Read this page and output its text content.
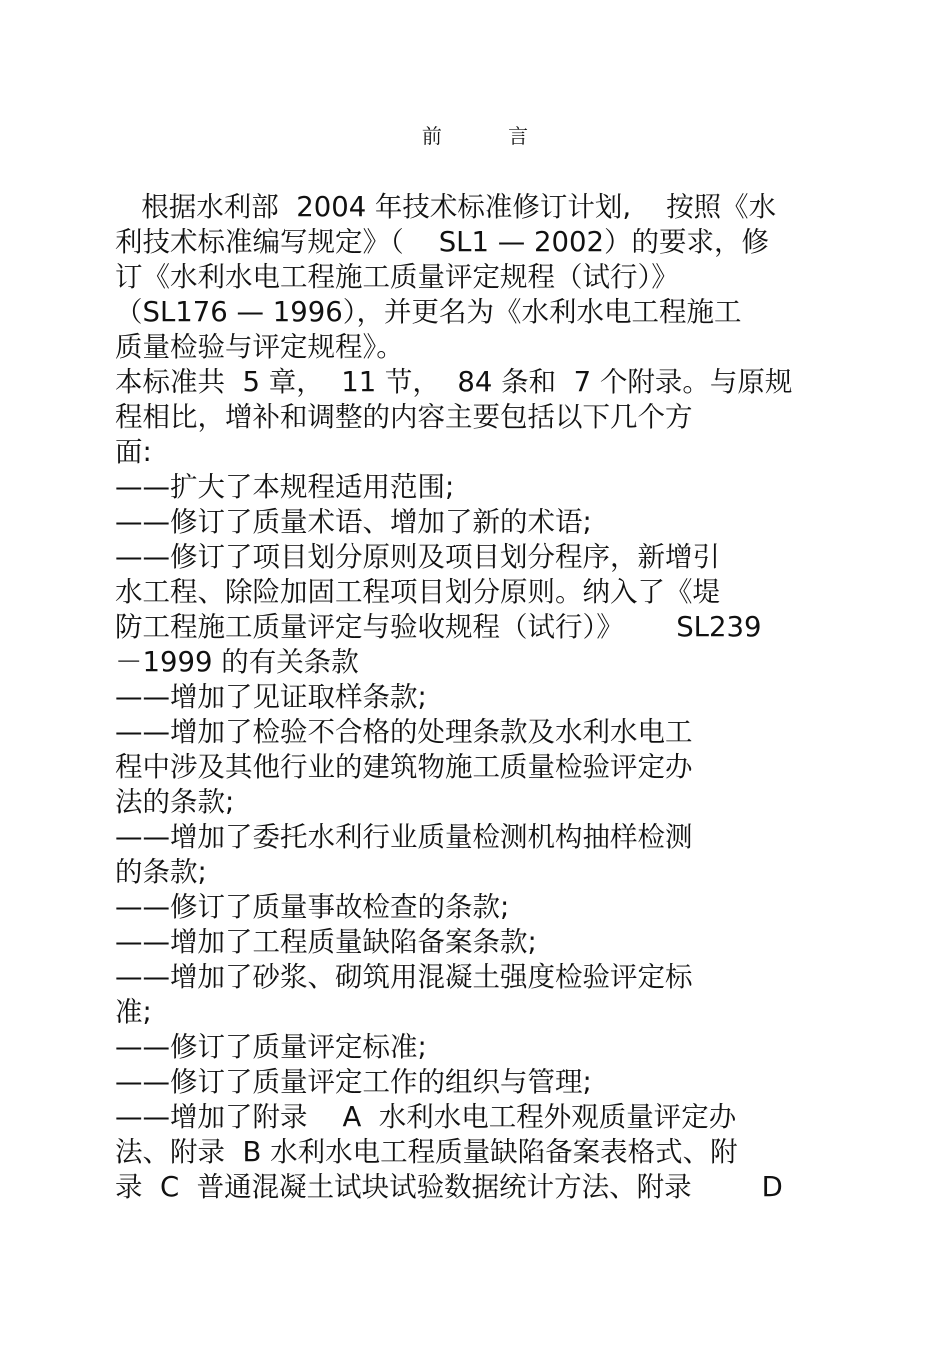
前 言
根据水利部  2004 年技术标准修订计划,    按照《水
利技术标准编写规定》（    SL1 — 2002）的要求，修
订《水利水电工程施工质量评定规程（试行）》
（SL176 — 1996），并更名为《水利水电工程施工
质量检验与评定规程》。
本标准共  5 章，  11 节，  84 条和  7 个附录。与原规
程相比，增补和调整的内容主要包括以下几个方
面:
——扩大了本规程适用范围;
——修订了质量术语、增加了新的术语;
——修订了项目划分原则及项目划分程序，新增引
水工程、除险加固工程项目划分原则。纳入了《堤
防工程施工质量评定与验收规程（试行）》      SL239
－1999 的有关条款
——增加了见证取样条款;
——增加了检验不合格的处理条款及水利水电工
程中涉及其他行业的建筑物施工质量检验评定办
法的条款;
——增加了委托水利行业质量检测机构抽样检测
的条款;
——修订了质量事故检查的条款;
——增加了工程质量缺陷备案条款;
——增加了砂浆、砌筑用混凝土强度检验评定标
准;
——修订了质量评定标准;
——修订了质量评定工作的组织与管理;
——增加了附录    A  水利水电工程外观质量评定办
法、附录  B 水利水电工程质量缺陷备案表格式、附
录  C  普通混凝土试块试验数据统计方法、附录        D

SHORT TASK: Each entry shown above must be quoted exactly, with its pictures left out.

SOLUTION TO THE PROBLEM:
Read this page and output its text content.
前 言
根据水利部  2004 年技术标准修订计划,    按照《水
利技术标准编写规定》（    SL1 — 2002）的要求，修
订《水利水电工程施工质量评定规程（试行）》
（SL176 — 1996），并更名为《水利水电工程施工
质量检验与评定规程》。
本标准共  5 章，  11 节，  84 条和  7 个附录。与原规
程相比，增补和调整的内容主要包括以下几个方
面:
——扩大了本规程适用范围;
——修订了质量术语、增加了新的术语;
——修订了项目划分原则及项目划分程序，新增引
水工程、除险加固工程项目划分原则。纳入了《堤
防工程施工质量评定与验收规程（试行）》      SL239
－1999 的有关条款
——增加了见证取样条款;
——增加了检验不合格的处理条款及水利水电工
程中涉及其他行业的建筑物施工质量检验评定办
法的条款;
——增加了委托水利行业质量检测机构抽样检测
的条款;
——修订了质量事故检查的条款;
——增加了工程质量缺陷备案条款;
——增加了砂浆、砌筑用混凝土强度检验评定标
准;
——修订了质量评定标准;
——修订了质量评定工作的组织与管理;
——增加了附录    A  水利水电工程外观质量评定办
法、附录  B 水利水电工程质量缺陷备案表格式、附
录  C  普通混凝土试块试验数据统计方法、附录        D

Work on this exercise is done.